··· DATASET ROWS
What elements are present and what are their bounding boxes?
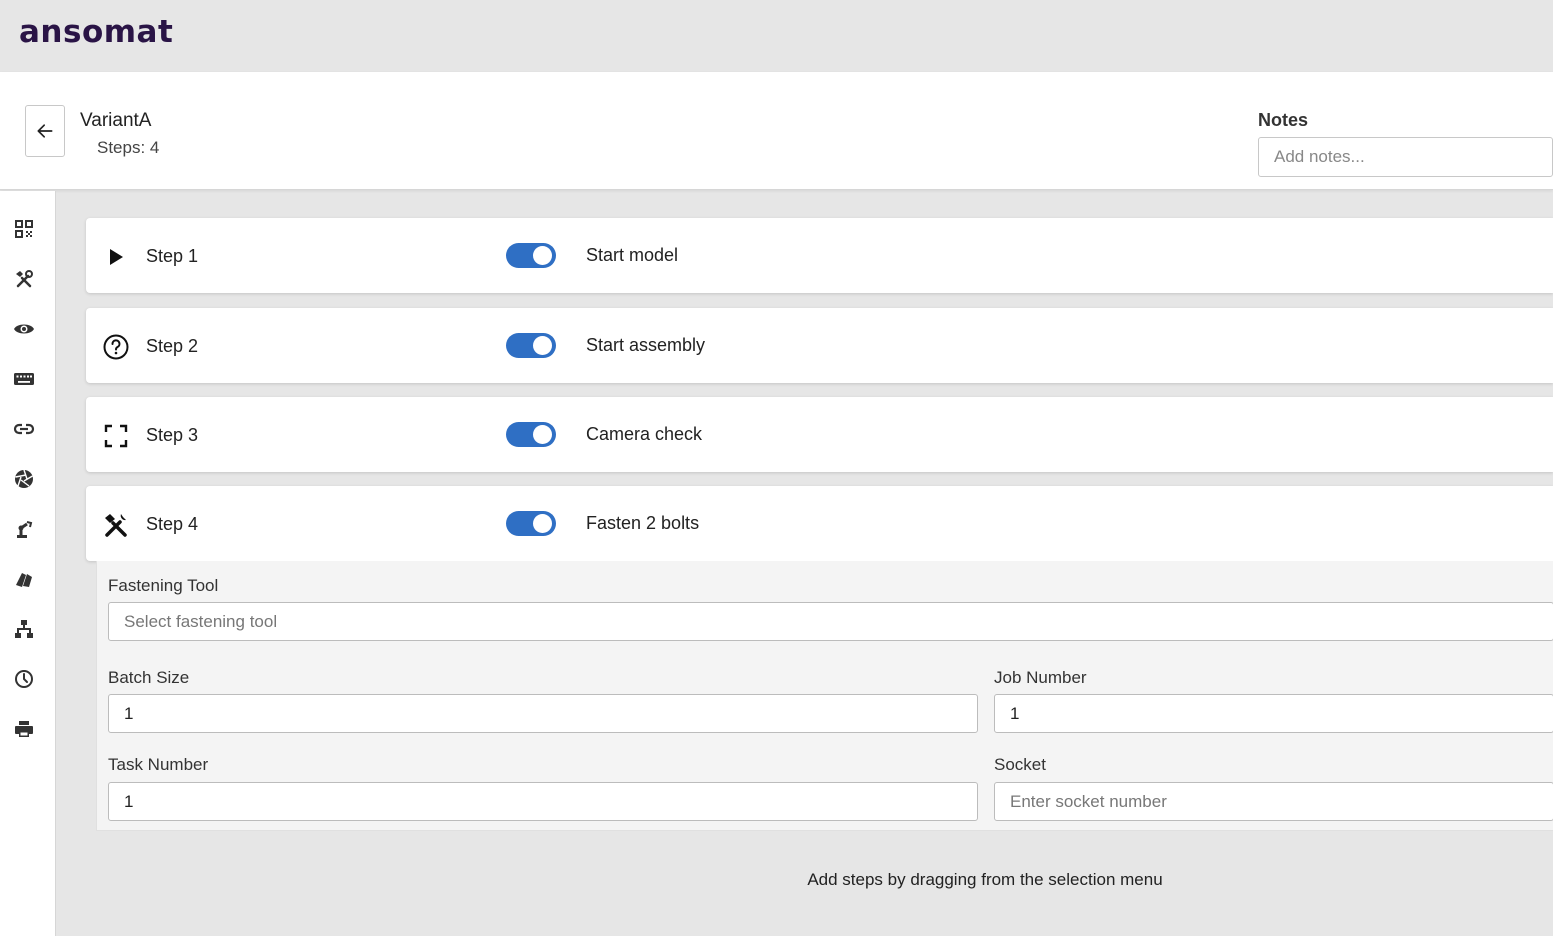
top-bar: ansomat — [0, 0, 1553, 72]
task-number-label: Task Number — [108, 755, 209, 774]
hierarchy-icon[interactable] — [12, 617, 36, 641]
step-label: Step 2 — [146, 336, 199, 356]
step-card-3[interactable]: Step 3 Camera check — [86, 397, 1553, 472]
task-number-input[interactable] — [108, 782, 978, 821]
drag-hint: Add steps by dragging from the selection… — [807, 870, 1163, 889]
app-logo: ansomat — [19, 14, 174, 50]
question-circle-icon — [103, 334, 129, 360]
step-label: Step 1 — [146, 246, 199, 266]
job-number-label: Job Number — [994, 668, 1087, 687]
step-card-2[interactable]: Step 2 Start assembly — [86, 308, 1553, 383]
arrow-left-icon — [37, 124, 53, 138]
fastening-tool-label: Fastening Tool — [108, 576, 219, 595]
fastening-tool-select[interactable] — [108, 602, 1553, 641]
eye-icon[interactable] — [12, 317, 36, 341]
notes-input[interactable] — [1258, 137, 1553, 177]
link-icon[interactable] — [12, 417, 36, 441]
qr-code-icon[interactable] — [12, 217, 36, 241]
variant-name: VariantA — [80, 110, 152, 131]
clock-icon[interactable] — [12, 667, 36, 691]
socket-label: Socket — [994, 755, 1046, 774]
frame-corners-icon — [103, 423, 129, 449]
step-label: Step 3 — [146, 425, 199, 445]
keyboard-icon[interactable] — [12, 367, 36, 391]
aperture-icon[interactable] — [12, 467, 36, 491]
tools-icon[interactable] — [12, 267, 36, 291]
printer-icon[interactable] — [12, 717, 36, 741]
job-number-input[interactable] — [994, 694, 1553, 733]
notes-label: Notes — [1258, 110, 1309, 130]
hammer-wrench-icon — [103, 512, 129, 538]
back-button[interactable] — [25, 105, 65, 157]
play-icon — [103, 244, 129, 270]
variant-header: VariantA Steps: 4 Notes — [0, 72, 1553, 190]
step-4-details: Fastening Tool Batch Size Job Number Tas… — [96, 561, 1553, 831]
step-card-1[interactable]: Step 1 Start model — [86, 218, 1553, 293]
step-toggle[interactable] — [506, 422, 556, 447]
step-label: Step 4 — [146, 514, 199, 534]
sidebar — [0, 191, 56, 936]
step-description: Fasten 2 bolts — [586, 513, 700, 533]
step-toggle[interactable] — [506, 333, 556, 358]
batch-size-input[interactable] — [108, 694, 978, 733]
robot-arm-icon[interactable] — [12, 517, 36, 541]
step-card-4[interactable]: Step 4 Fasten 2 bolts — [86, 486, 1553, 561]
step-description: Start model — [586, 245, 679, 265]
step-toggle[interactable] — [506, 511, 556, 536]
batch-size-label: Batch Size — [108, 668, 190, 687]
socket-input[interactable] — [994, 782, 1553, 821]
variant-steps-count: Steps: 4 — [97, 138, 160, 157]
step-description: Start assembly — [586, 335, 706, 355]
step-toggle[interactable] — [506, 243, 556, 268]
step-description: Camera check — [586, 424, 703, 444]
parts-icon[interactable] — [12, 567, 36, 591]
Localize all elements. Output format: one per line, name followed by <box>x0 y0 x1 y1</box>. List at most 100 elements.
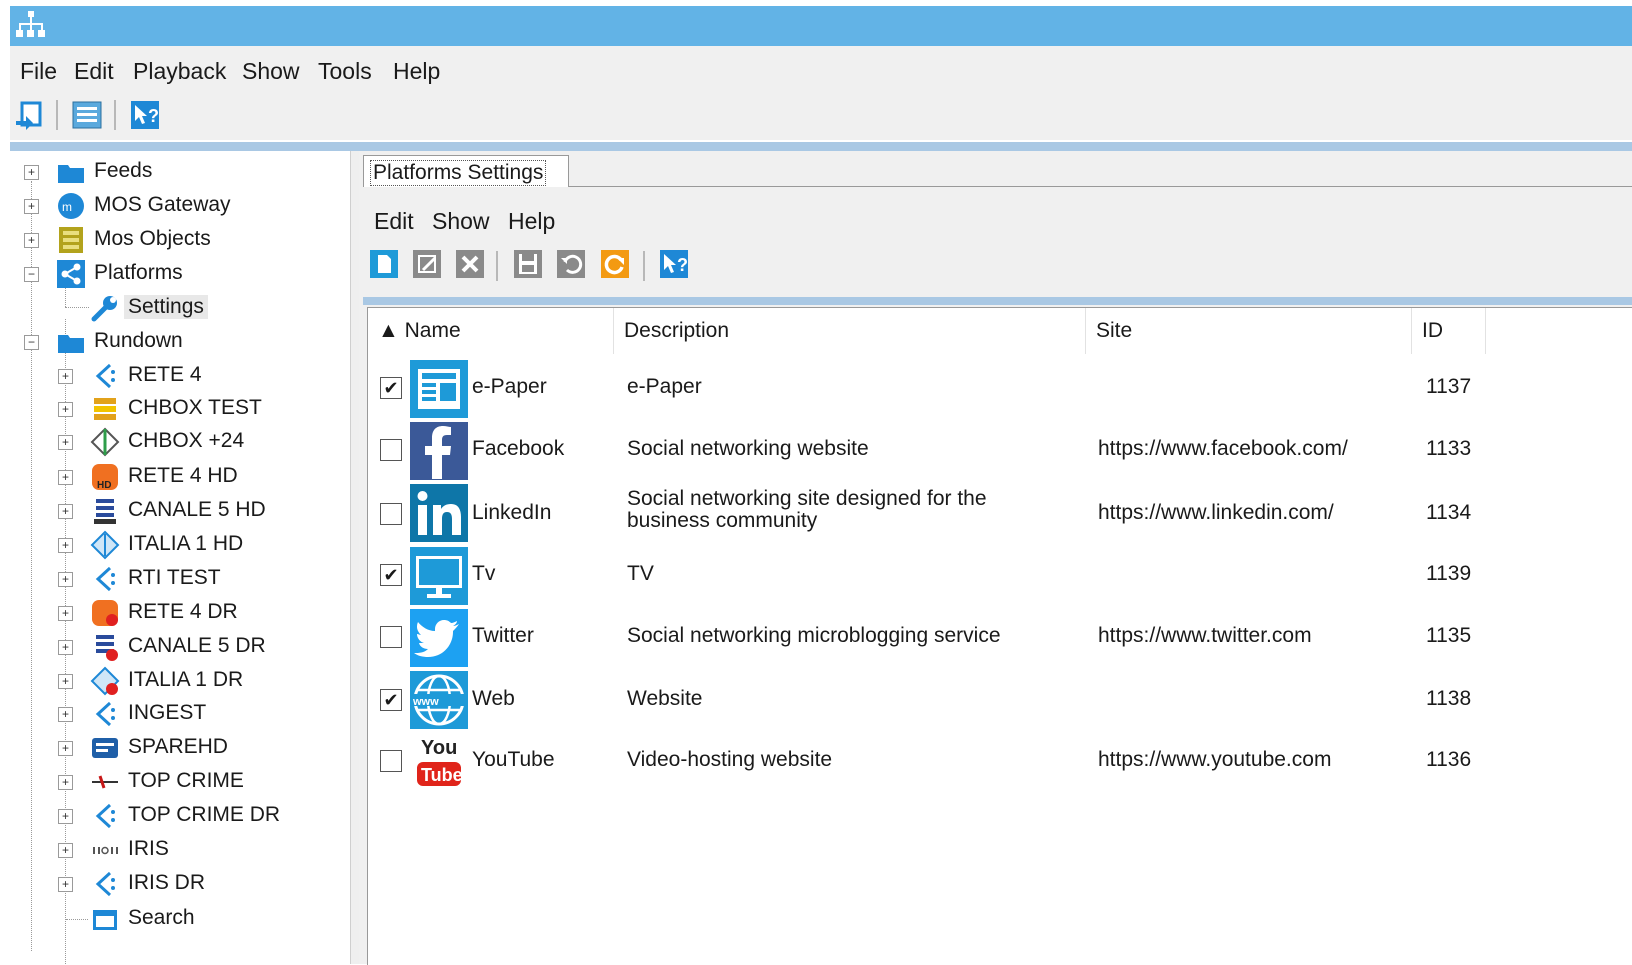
tab-platforms-settings[interactable]: Platforms Settings <box>363 155 569 187</box>
tree-item-feeds[interactable]: + Feeds <box>10 156 340 188</box>
table-row[interactable]: LinkedIn Social networking site designed… <box>368 482 1632 544</box>
tree-item-settings[interactable]: Settings <box>10 292 340 324</box>
expand-icon[interactable]: + <box>58 640 73 655</box>
tree-item-sparehd[interactable]: + SPAREHD <box>10 732 340 764</box>
menu-file[interactable]: File <box>20 58 57 85</box>
tree-item-ingest[interactable]: + INGEST <box>10 698 340 730</box>
table-row[interactable]: Facebook Social networking website https… <box>368 420 1632 482</box>
expand-icon[interactable]: + <box>24 199 39 214</box>
save-button[interactable] <box>511 247 545 281</box>
channel-icon <box>96 635 118 661</box>
expand-icon[interactable]: + <box>58 809 73 824</box>
row-checkbox[interactable] <box>380 439 402 461</box>
tree-item-mos-gateway[interactable]: + m MOS Gateway <box>10 190 340 222</box>
tree-item-iris[interactable]: + IRIS <box>10 834 340 866</box>
expand-icon[interactable]: + <box>58 877 73 892</box>
expand-icon[interactable]: + <box>58 707 73 722</box>
tree-item-rete-4-dr[interactable]: + RETE 4 DR <box>10 597 340 629</box>
column-header-site[interactable]: Site <box>1086 308 1412 354</box>
menu-playback[interactable]: Playback <box>133 58 226 85</box>
panel-menu-edit[interactable]: Edit <box>374 208 414 235</box>
column-header-id[interactable]: ID <box>1412 308 1486 354</box>
svg-text:?: ? <box>148 106 159 126</box>
row-description: e-Paper <box>627 375 702 398</box>
expand-icon[interactable]: + <box>58 775 73 790</box>
tree-item-mos-objects[interactable]: + Mos Objects <box>10 224 340 256</box>
tree-item-canale-5-dr[interactable]: + CANALE 5 DR <box>10 631 340 663</box>
tree-item-top-crime[interactable]: + TOP CRIME <box>10 766 340 798</box>
tree-item-rete-4-hd[interactable]: + HD RETE 4 HD <box>10 461 340 493</box>
tree-label: Search <box>128 906 195 929</box>
expand-icon[interactable]: + <box>58 470 73 485</box>
table-row[interactable]: ✔ e-Paper e-Paper 1137 <box>368 358 1632 420</box>
collapse-icon[interactable]: − <box>24 267 39 282</box>
expand-icon[interactable]: + <box>24 165 39 180</box>
row-checkbox[interactable] <box>380 626 402 648</box>
edit-button[interactable] <box>410 247 444 281</box>
tree-item-canale-5-hd[interactable]: + CANALE 5 HD <box>10 495 340 527</box>
tree-item-search[interactable]: Search <box>10 903 340 935</box>
panel-menu-help[interactable]: Help <box>508 208 555 235</box>
table-row[interactable]: ✔ Tv TV 1139 <box>368 544 1632 606</box>
tree-item-iris-dr[interactable]: + IRIS DR <box>10 868 340 900</box>
row-id: 1135 <box>1426 624 1472 647</box>
tree-label: Platforms <box>94 261 183 284</box>
delete-button[interactable] <box>453 247 487 281</box>
tree-label: Mos Objects <box>94 227 211 250</box>
tree-item-rete-4[interactable]: + RETE 4 <box>10 360 340 392</box>
tree-item-rti-test[interactable]: + RTI TEST <box>10 563 340 595</box>
edit-icon <box>413 250 441 278</box>
row-checkbox[interactable]: ✔ <box>380 377 402 399</box>
new-button[interactable] <box>367 247 401 281</box>
folder-icon <box>58 335 84 353</box>
column-header-name[interactable]: ▲ Name <box>368 308 614 354</box>
expand-icon[interactable]: + <box>58 606 73 621</box>
table-row[interactable]: ✔ www Web Website 1138 <box>368 668 1632 730</box>
back-button[interactable] <box>12 98 46 132</box>
row-checkbox[interactable] <box>380 750 402 772</box>
menu-edit[interactable]: Edit <box>74 58 114 85</box>
expand-icon[interactable]: + <box>58 843 73 858</box>
tree-item-italia-1-hd[interactable]: + ITALIA 1 HD <box>10 529 340 561</box>
undo-button[interactable] <box>554 247 588 281</box>
channel-icon <box>92 738 118 758</box>
expand-icon[interactable]: + <box>58 369 73 384</box>
channel-icon <box>94 499 116 524</box>
menu-tools[interactable]: Tools <box>318 58 372 85</box>
row-checkbox[interactable] <box>380 503 402 525</box>
row-checkbox[interactable]: ✔ <box>380 564 402 586</box>
panel-splitter[interactable] <box>351 151 359 964</box>
tree-item-platforms[interactable]: − Platforms <box>10 258 340 290</box>
expand-icon[interactable]: + <box>58 435 73 450</box>
row-checkbox[interactable]: ✔ <box>380 689 402 711</box>
tree-item-italia-1-dr[interactable]: + ITALIA 1 DR <box>10 665 340 697</box>
svg-text:m: m <box>62 200 72 214</box>
expand-icon[interactable]: + <box>58 538 73 553</box>
table-row[interactable]: You Tube YouTube Video-hosting website ht… <box>368 730 1632 792</box>
tree-item-chbox-24[interactable]: + CHBOX +24 <box>10 426 340 458</box>
tree-label: INGEST <box>128 701 207 724</box>
tree-label: ITALIA 1 HD <box>128 532 244 555</box>
expand-icon[interactable]: + <box>24 233 39 248</box>
help-button[interactable]: ? <box>128 98 162 132</box>
tree-item-rundown[interactable]: − Rundown <box>10 326 340 358</box>
tree-label: ITALIA 1 DR <box>128 668 244 691</box>
expand-icon[interactable]: + <box>58 504 73 519</box>
expand-icon[interactable]: + <box>58 741 73 756</box>
panel-menu-show[interactable]: Show <box>432 208 490 235</box>
table-row[interactable]: Twitter Social networking microblogging … <box>368 606 1632 668</box>
expand-icon[interactable]: + <box>58 572 73 587</box>
collapse-icon[interactable]: − <box>24 335 39 350</box>
column-header-description[interactable]: Description <box>614 308 1086 354</box>
row-id: 1139 <box>1426 562 1472 585</box>
panel-help-button[interactable]: ? <box>657 247 691 281</box>
navigation-tree[interactable]: + Feeds + m MOS Gateway + Mos Objects − … <box>10 151 351 964</box>
tree-item-chbox-test[interactable]: + CHBOX TEST <box>10 393 340 425</box>
tree-item-top-crime-dr[interactable]: + TOP CRIME DR <box>10 800 340 832</box>
refresh-button[interactable] <box>598 247 632 281</box>
menu-help[interactable]: Help <box>393 58 440 85</box>
expand-icon[interactable]: + <box>58 402 73 417</box>
expand-icon[interactable]: + <box>58 674 73 689</box>
menu-show[interactable]: Show <box>242 58 300 85</box>
list-button[interactable] <box>70 98 104 132</box>
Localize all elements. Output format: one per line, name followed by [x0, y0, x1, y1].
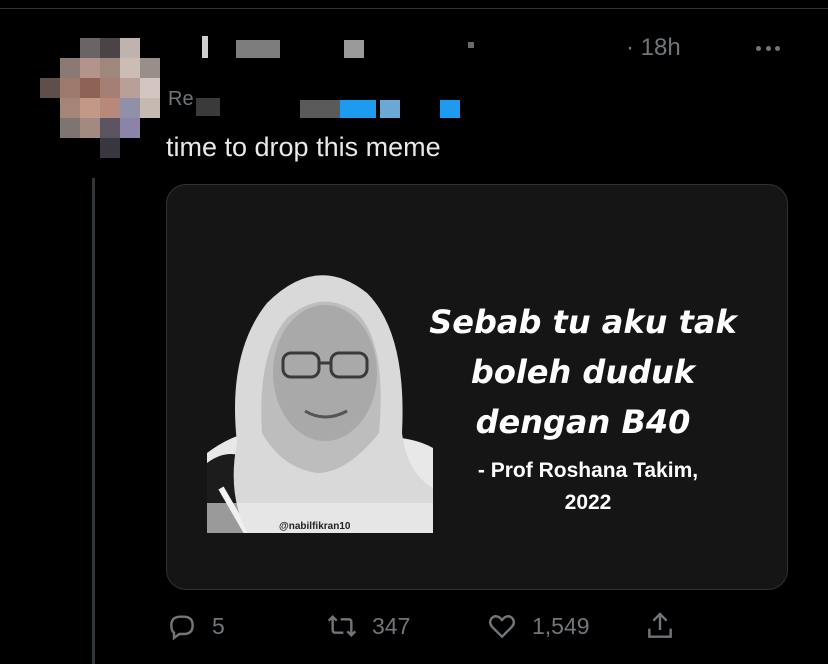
redacted-mention[interactable]	[440, 100, 460, 118]
top-divider	[0, 8, 828, 9]
speech-bubble-icon	[170, 615, 194, 641]
ellipsis-icon[interactable]	[750, 36, 786, 60]
reply-prefix: Re	[168, 88, 194, 110]
reply-count: 5	[212, 612, 225, 639]
redacted-handle	[468, 42, 474, 48]
portrait-photo	[207, 275, 433, 533]
redacted-name	[236, 40, 280, 58]
attribution-line: 2022	[564, 491, 612, 514]
redacted-mention	[300, 100, 340, 118]
redacted-text	[196, 98, 220, 116]
reply-button[interactable]: 5	[166, 606, 225, 646]
tweet-header: · 18h	[168, 32, 808, 64]
avatar[interactable]	[40, 38, 160, 158]
share-button[interactable]	[644, 606, 690, 646]
retweet-count: 347	[372, 612, 411, 639]
share-upload-icon	[648, 612, 672, 638]
quote-line: Sebab tu aku tak	[429, 303, 737, 341]
meme-attribution: - Prof Roshana Takim, 2022	[443, 455, 733, 519]
thread-line	[92, 178, 95, 664]
replying-to: Re	[168, 88, 508, 118]
timestamp[interactable]: · 18h	[626, 32, 681, 64]
action-bar: 5 347 1,549	[166, 606, 686, 646]
redacted-handle	[344, 40, 364, 58]
redacted-mention[interactable]	[380, 100, 400, 118]
quote-line: dengan B40	[475, 403, 691, 441]
media-card[interactable]: @nabilfikran10 Sebab tu aku tak boleh du…	[166, 184, 788, 590]
quote-line: boleh duduk	[470, 353, 696, 391]
like-count: 1,549	[532, 612, 590, 639]
watermark: @nabilfikran10	[279, 521, 351, 532]
like-button[interactable]: 1,549	[486, 606, 590, 646]
heart-icon	[488, 615, 516, 639]
retweet-arrows-icon	[327, 614, 357, 638]
tweet-text: time to drop this meme	[166, 132, 441, 162]
redacted-name	[202, 36, 208, 58]
meme-quote: Sebab tu aku tak boleh duduk dengan B40	[413, 297, 753, 447]
redacted-mention[interactable]	[340, 100, 376, 118]
retweet-button[interactable]: 347	[326, 606, 410, 646]
attribution-line: - Prof Roshana Takim,	[477, 459, 699, 482]
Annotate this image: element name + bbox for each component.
······
GIVEN TASK => Rewrite the lines in the records above as a numbered list, starting at the line that contains "top-bar: ansomat — [0, 0, 1553, 72]" and ending at the line that contains "eye-icon[interactable] — [12, 317, 36, 341]", including both. Leave out any blank lines.

EXERCISE SOLUTION =>
1. top-bar: ansomat — [0, 0, 1553, 72]
2. task-number-label: Task Number — [108, 755, 209, 774]
3. hierarchy-icon[interactable] — [12, 617, 36, 641]
4. step-label: Step 2 — [146, 336, 199, 356]
5. step-card-3[interactable]: Step 3 Camera check — [86, 397, 1553, 472]
6. task-number-input[interactable] — [108, 782, 978, 821]
7. drag-hint: Add steps by dragging from the selection… — [807, 870, 1163, 889]
8. app-logo: ansomat — [19, 14, 174, 50]
9. question-circle-icon — [103, 334, 129, 360]
10. step-label: Step 1 — [146, 246, 199, 266]
11. job-number-label: Job Number — [994, 668, 1087, 687]
12. step-card-2[interactable]: Step 2 Start assembly — [86, 308, 1553, 383]
13. arrow-left-icon — [37, 124, 53, 138]
14. fastening-tool-label: Fastening Tool — [108, 576, 219, 595]
15. fastening-tool-select[interactable] — [108, 602, 1553, 641]
16. eye-icon[interactable] — [12, 317, 36, 341]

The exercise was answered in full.